+++ Provided records

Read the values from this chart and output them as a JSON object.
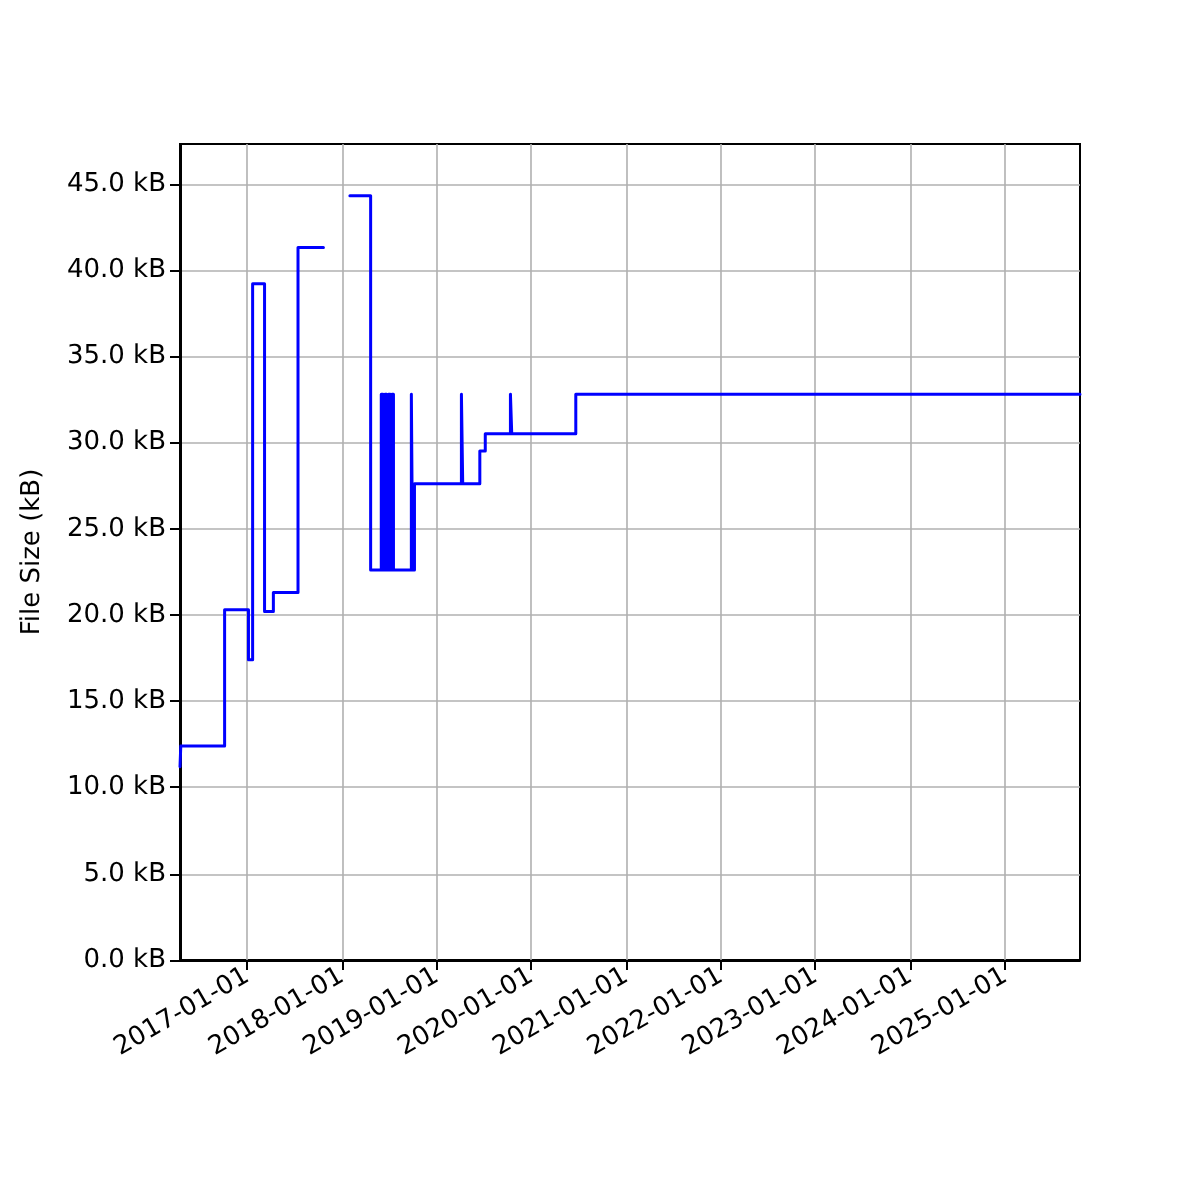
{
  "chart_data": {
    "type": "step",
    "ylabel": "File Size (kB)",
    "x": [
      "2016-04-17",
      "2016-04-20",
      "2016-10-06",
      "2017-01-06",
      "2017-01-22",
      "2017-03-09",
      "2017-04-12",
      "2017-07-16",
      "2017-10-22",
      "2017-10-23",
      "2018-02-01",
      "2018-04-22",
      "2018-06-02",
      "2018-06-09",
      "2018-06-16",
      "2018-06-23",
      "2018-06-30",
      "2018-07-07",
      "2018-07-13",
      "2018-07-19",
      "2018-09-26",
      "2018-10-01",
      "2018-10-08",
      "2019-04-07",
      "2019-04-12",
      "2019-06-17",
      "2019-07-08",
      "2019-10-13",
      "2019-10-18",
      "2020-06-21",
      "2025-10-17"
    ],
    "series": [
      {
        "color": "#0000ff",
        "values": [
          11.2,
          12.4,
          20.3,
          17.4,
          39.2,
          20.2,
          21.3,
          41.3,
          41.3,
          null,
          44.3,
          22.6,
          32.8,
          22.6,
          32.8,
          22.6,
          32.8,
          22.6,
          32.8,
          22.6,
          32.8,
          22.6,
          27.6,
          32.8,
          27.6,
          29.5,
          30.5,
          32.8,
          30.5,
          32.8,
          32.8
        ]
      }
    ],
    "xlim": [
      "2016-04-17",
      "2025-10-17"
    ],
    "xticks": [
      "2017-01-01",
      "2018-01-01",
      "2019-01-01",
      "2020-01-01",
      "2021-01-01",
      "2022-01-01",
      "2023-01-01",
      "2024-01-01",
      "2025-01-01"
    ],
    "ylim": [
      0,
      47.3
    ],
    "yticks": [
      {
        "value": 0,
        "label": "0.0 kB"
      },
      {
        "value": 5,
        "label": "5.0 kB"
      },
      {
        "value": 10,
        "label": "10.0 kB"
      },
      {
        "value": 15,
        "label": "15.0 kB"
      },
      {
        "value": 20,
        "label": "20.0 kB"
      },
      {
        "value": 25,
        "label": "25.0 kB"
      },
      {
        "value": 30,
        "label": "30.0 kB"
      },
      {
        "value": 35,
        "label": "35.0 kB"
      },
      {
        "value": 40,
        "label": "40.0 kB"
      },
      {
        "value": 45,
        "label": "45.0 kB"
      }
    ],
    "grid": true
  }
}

++++++
+++ Provided records

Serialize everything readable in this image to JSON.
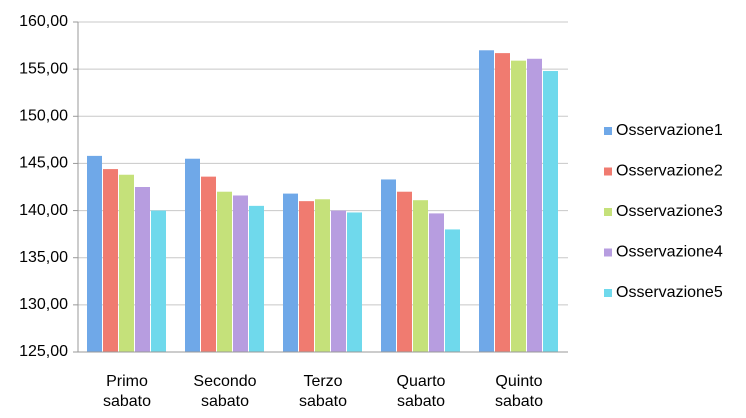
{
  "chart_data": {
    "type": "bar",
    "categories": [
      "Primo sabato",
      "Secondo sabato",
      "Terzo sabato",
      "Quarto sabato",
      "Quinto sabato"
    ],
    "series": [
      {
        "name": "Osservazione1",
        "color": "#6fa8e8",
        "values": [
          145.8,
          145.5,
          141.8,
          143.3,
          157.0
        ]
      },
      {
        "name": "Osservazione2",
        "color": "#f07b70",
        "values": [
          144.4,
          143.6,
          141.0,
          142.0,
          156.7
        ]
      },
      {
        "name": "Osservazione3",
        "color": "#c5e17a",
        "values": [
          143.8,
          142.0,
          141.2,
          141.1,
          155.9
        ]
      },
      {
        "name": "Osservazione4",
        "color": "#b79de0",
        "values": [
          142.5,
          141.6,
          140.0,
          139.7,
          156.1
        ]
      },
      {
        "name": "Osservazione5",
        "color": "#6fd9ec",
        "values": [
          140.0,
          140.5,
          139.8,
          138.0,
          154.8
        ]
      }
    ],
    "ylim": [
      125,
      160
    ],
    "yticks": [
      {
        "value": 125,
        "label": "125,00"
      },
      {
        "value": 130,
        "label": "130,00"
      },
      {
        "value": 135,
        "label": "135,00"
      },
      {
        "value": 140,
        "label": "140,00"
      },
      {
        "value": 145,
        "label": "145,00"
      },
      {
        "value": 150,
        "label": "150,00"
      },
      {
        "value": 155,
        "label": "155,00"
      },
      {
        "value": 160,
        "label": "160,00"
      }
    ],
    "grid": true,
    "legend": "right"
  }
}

++++++
+++ Provided records

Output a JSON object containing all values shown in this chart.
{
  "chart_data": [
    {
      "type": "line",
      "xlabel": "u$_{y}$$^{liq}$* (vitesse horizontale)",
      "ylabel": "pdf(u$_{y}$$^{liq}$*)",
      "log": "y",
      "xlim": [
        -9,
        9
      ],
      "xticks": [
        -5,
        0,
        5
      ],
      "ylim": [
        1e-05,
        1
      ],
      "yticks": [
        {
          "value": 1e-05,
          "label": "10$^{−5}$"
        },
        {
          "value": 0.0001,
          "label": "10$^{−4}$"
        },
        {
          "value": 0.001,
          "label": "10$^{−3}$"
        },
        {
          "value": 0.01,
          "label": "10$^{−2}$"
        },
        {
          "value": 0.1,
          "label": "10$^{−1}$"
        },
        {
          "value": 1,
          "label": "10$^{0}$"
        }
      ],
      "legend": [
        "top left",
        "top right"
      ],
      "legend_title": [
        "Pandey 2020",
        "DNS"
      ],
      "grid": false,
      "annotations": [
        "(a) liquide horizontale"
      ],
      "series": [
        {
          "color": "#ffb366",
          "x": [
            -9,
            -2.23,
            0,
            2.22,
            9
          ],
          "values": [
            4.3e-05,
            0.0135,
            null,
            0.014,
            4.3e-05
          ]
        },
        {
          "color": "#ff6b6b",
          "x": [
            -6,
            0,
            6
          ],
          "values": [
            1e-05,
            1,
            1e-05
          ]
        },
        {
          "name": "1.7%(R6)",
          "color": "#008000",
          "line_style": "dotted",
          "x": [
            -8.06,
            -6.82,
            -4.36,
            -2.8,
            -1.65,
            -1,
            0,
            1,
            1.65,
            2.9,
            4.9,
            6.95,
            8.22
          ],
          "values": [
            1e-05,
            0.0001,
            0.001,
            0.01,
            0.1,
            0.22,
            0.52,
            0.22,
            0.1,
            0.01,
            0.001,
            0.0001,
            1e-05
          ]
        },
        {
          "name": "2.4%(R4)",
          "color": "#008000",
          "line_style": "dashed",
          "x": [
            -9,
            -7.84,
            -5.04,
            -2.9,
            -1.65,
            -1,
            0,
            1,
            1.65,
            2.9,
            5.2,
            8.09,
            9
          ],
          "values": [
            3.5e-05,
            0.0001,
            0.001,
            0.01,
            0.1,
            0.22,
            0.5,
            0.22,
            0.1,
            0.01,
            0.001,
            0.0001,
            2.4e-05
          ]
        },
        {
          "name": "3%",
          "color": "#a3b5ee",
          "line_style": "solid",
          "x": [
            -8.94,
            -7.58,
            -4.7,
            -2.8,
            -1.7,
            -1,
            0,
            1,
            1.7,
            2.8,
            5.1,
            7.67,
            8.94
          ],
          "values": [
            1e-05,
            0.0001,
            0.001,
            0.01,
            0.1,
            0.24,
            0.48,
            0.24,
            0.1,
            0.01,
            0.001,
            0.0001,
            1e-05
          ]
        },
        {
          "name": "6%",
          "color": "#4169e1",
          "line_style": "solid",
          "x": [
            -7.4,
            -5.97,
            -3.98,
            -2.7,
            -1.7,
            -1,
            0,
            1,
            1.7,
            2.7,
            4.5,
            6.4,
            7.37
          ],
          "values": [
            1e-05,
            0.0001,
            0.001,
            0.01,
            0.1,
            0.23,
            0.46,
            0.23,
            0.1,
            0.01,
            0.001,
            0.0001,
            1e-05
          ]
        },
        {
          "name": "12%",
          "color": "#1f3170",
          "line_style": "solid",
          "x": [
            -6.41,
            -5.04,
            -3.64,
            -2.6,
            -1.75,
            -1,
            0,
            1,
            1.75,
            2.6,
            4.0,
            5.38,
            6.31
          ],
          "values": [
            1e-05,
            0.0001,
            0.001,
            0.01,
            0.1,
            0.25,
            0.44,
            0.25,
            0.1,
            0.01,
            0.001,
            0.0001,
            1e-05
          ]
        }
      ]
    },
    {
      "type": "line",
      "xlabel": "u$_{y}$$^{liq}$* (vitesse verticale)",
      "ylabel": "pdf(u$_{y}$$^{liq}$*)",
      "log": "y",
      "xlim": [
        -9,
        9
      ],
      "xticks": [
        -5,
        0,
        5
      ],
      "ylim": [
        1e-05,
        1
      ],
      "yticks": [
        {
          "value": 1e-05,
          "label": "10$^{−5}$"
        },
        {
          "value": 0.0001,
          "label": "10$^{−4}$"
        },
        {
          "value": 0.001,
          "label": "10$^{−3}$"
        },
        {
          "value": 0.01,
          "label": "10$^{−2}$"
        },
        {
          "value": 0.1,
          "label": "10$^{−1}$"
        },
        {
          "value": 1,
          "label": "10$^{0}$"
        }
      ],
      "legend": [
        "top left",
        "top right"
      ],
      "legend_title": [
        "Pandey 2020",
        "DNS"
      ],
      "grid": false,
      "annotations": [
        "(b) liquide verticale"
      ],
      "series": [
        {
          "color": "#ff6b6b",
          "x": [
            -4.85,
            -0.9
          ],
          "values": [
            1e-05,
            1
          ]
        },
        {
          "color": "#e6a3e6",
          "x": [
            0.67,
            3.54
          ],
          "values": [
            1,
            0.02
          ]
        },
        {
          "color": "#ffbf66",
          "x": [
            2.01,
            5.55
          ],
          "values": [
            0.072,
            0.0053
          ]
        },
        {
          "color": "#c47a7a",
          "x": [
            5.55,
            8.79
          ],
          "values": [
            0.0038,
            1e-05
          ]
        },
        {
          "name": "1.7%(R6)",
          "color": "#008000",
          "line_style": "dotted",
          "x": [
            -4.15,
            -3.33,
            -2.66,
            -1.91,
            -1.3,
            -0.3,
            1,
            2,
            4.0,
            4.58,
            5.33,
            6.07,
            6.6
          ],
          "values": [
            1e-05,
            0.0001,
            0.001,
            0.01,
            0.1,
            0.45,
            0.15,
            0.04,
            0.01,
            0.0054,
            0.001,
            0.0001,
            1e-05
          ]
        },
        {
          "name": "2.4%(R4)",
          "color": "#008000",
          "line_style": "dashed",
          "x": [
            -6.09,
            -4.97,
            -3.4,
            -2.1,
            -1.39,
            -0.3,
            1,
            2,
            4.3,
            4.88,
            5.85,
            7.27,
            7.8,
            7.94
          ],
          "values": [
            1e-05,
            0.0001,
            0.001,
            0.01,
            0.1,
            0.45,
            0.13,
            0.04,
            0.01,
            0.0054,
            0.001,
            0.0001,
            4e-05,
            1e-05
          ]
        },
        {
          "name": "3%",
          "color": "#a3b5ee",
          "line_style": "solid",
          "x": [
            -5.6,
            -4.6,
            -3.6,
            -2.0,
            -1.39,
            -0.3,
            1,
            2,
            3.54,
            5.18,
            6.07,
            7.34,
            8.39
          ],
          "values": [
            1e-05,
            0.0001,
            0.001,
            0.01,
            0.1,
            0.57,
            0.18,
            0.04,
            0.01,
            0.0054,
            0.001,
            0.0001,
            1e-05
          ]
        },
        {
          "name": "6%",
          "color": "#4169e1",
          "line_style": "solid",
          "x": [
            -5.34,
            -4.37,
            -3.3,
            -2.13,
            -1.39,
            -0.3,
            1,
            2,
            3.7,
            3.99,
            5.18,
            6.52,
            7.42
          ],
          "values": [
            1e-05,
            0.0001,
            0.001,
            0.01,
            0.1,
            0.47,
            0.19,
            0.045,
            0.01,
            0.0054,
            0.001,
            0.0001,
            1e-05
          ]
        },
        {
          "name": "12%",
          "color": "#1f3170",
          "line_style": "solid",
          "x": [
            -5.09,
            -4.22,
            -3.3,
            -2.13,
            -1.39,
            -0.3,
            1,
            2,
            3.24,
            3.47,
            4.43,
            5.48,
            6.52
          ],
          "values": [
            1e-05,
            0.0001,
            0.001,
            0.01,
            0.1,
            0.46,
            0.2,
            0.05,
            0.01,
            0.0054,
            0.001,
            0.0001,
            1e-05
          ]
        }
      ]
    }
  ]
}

++++++

▶ Task statement: Search the lines above for the string "xlabel" and copy each line that has it.

▶ Answer to the problem:
      "xlabel": "u$_{y}$$^{liq}$* (vitesse horizontale)",
      "xlabel": "u$_{y}$$^{liq}$* (vitesse verticale)",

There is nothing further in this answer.